Set down the material below word for word, excluding the pictures.

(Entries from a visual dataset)
══════════════════════════════
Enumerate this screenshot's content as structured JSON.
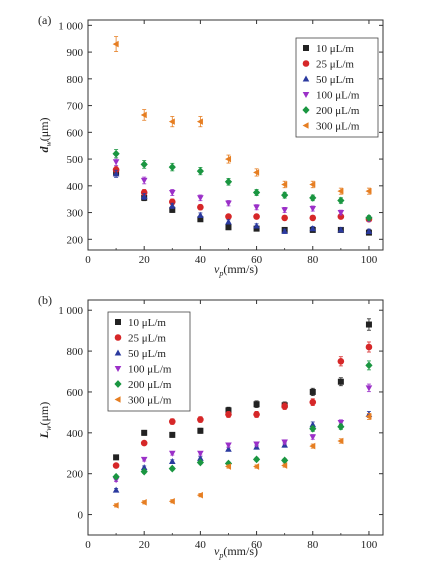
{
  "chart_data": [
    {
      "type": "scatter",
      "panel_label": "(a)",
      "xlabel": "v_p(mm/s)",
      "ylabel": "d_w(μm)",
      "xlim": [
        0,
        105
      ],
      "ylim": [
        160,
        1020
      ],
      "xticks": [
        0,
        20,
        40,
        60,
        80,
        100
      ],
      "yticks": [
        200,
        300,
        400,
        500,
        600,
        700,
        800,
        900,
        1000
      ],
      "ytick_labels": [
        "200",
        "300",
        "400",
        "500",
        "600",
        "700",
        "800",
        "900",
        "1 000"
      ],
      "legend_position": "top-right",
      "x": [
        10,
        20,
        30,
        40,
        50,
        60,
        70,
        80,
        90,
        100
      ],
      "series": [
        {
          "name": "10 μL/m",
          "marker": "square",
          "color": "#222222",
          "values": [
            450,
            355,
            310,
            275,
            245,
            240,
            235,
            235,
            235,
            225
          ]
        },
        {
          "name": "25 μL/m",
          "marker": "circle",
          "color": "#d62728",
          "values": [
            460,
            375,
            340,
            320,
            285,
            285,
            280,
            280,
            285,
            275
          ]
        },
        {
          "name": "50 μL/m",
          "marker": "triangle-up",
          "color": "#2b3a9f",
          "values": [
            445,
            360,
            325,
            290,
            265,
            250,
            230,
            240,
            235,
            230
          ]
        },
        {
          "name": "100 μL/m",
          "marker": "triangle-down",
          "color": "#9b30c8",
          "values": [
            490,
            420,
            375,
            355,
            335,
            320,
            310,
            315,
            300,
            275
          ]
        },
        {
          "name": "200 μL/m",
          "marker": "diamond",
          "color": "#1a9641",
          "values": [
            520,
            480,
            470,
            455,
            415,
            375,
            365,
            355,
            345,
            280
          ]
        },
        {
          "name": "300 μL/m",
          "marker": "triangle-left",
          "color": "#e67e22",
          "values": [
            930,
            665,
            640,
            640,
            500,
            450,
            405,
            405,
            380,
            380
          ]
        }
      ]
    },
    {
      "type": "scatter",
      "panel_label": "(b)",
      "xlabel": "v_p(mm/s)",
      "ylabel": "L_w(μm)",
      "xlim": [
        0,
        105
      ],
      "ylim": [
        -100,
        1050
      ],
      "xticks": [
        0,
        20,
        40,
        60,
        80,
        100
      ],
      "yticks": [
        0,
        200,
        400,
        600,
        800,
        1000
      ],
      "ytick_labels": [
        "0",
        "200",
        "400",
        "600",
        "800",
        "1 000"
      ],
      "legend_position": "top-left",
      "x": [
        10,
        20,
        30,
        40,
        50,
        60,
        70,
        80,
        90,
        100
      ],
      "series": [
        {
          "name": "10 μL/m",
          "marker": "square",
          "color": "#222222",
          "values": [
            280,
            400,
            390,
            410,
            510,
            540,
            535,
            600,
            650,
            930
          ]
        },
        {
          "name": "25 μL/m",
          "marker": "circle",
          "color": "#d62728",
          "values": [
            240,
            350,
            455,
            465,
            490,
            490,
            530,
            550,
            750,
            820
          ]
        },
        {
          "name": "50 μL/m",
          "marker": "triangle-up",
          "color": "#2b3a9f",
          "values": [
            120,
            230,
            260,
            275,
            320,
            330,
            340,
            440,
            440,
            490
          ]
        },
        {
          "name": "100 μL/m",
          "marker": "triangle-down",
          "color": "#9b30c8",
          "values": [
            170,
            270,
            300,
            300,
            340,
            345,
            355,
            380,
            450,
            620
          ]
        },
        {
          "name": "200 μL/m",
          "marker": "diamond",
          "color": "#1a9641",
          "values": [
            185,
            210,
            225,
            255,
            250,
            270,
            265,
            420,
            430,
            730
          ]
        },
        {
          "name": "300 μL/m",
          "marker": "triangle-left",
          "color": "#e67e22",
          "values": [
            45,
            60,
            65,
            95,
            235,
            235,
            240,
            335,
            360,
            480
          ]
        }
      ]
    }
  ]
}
══════════════════════════════
## [Solution for this exercise]
Enumerate this screenshot's content as structured JSON.
{
  "chart_data": [
    {
      "type": "scatter",
      "panel_label": "(a)",
      "xlabel": "v_p(mm/s)",
      "ylabel": "d_w(μm)",
      "xlim": [
        0,
        105
      ],
      "ylim": [
        160,
        1020
      ],
      "xticks": [
        0,
        20,
        40,
        60,
        80,
        100
      ],
      "yticks": [
        200,
        300,
        400,
        500,
        600,
        700,
        800,
        900,
        1000
      ],
      "ytick_labels": [
        "200",
        "300",
        "400",
        "500",
        "600",
        "700",
        "800",
        "900",
        "1 000"
      ],
      "legend_position": "top-right",
      "x": [
        10,
        20,
        30,
        40,
        50,
        60,
        70,
        80,
        90,
        100
      ],
      "series": [
        {
          "name": "10 μL/m",
          "marker": "square",
          "color": "#222222",
          "values": [
            450,
            355,
            310,
            275,
            245,
            240,
            235,
            235,
            235,
            225
          ]
        },
        {
          "name": "25 μL/m",
          "marker": "circle",
          "color": "#d62728",
          "values": [
            460,
            375,
            340,
            320,
            285,
            285,
            280,
            280,
            285,
            275
          ]
        },
        {
          "name": "50 μL/m",
          "marker": "triangle-up",
          "color": "#2b3a9f",
          "values": [
            445,
            360,
            325,
            290,
            265,
            250,
            230,
            240,
            235,
            230
          ]
        },
        {
          "name": "100 μL/m",
          "marker": "triangle-down",
          "color": "#9b30c8",
          "values": [
            490,
            420,
            375,
            355,
            335,
            320,
            310,
            315,
            300,
            275
          ]
        },
        {
          "name": "200 μL/m",
          "marker": "diamond",
          "color": "#1a9641",
          "values": [
            520,
            480,
            470,
            455,
            415,
            375,
            365,
            355,
            345,
            280
          ]
        },
        {
          "name": "300 μL/m",
          "marker": "triangle-left",
          "color": "#e67e22",
          "values": [
            930,
            665,
            640,
            640,
            500,
            450,
            405,
            405,
            380,
            380
          ]
        }
      ]
    },
    {
      "type": "scatter",
      "panel_label": "(b)",
      "xlabel": "v_p(mm/s)",
      "ylabel": "L_w(μm)",
      "xlim": [
        0,
        105
      ],
      "ylim": [
        -100,
        1050
      ],
      "xticks": [
        0,
        20,
        40,
        60,
        80,
        100
      ],
      "yticks": [
        0,
        200,
        400,
        600,
        800,
        1000
      ],
      "ytick_labels": [
        "0",
        "200",
        "400",
        "600",
        "800",
        "1 000"
      ],
      "legend_position": "top-left",
      "x": [
        10,
        20,
        30,
        40,
        50,
        60,
        70,
        80,
        90,
        100
      ],
      "series": [
        {
          "name": "10 μL/m",
          "marker": "square",
          "color": "#222222",
          "values": [
            280,
            400,
            390,
            410,
            510,
            540,
            535,
            600,
            650,
            930
          ]
        },
        {
          "name": "25 μL/m",
          "marker": "circle",
          "color": "#d62728",
          "values": [
            240,
            350,
            455,
            465,
            490,
            490,
            530,
            550,
            750,
            820
          ]
        },
        {
          "name": "50 μL/m",
          "marker": "triangle-up",
          "color": "#2b3a9f",
          "values": [
            120,
            230,
            260,
            275,
            320,
            330,
            340,
            440,
            440,
            490
          ]
        },
        {
          "name": "100 μL/m",
          "marker": "triangle-down",
          "color": "#9b30c8",
          "values": [
            170,
            270,
            300,
            300,
            340,
            345,
            355,
            380,
            450,
            620
          ]
        },
        {
          "name": "200 μL/m",
          "marker": "diamond",
          "color": "#1a9641",
          "values": [
            185,
            210,
            225,
            255,
            250,
            270,
            265,
            420,
            430,
            730
          ]
        },
        {
          "name": "300 μL/m",
          "marker": "triangle-left",
          "color": "#e67e22",
          "values": [
            45,
            60,
            65,
            95,
            235,
            235,
            240,
            335,
            360,
            480
          ]
        }
      ]
    }
  ]
}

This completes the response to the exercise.